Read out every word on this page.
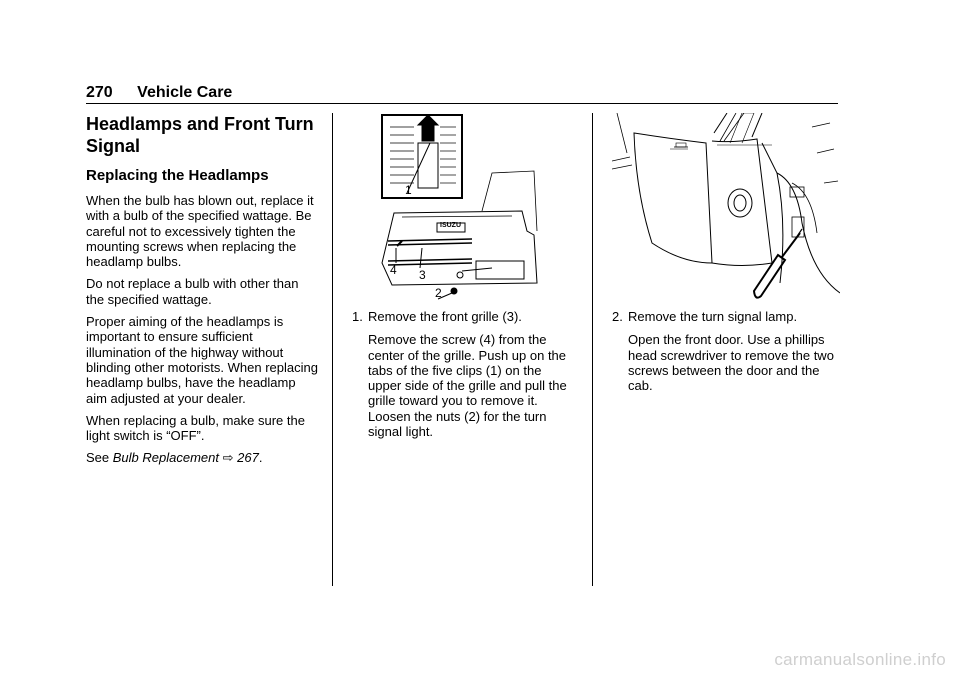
270 Vehicle Care
Headlamps and Front Turn Signal
Replacing the Headlamps

When the bulb has blown out, replace it with a bulb of the specified wattage. Be careful not to excessively tighten the mounting screws when replacing the headlamp bulbs.

Do not replace a bulb with other than the specified wattage.

Proper aiming of the headlamps is important to ensure sufficient illumination of the highway without blinding other motorists. When replacing headlamp bulbs, have the headlamp aim adjusted at your dealer.

When replacing a bulb, make sure the light switch is “OFF”.

See Bulb Replacement ⇨ 267.

1
2
3
4
ISUZU
1. Remove the front grille (3).
Remove the screw (4) from the center of the grille. Push up on the tabs of the five clips (1) on the upper side of the grille and pull the grille toward you to remove it. Loosen the nuts (2) for the turn signal light.
2. Remove the turn signal lamp.
Open the front door. Use a phillips head screwdriver to remove the two screws between the door and the cab.
carmanualsonline.info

**TASK STATEMENT**
Pull out each line of the records holding the string "wattage".

**TASK RESPONSE**
When the bulb has blown out, replace it with a bulb of the specified wattage. Be careful not to excessively tighten the mounting screws when replacing the headlamp bulbs.
Do not replace a bulb with other than the specified wattage.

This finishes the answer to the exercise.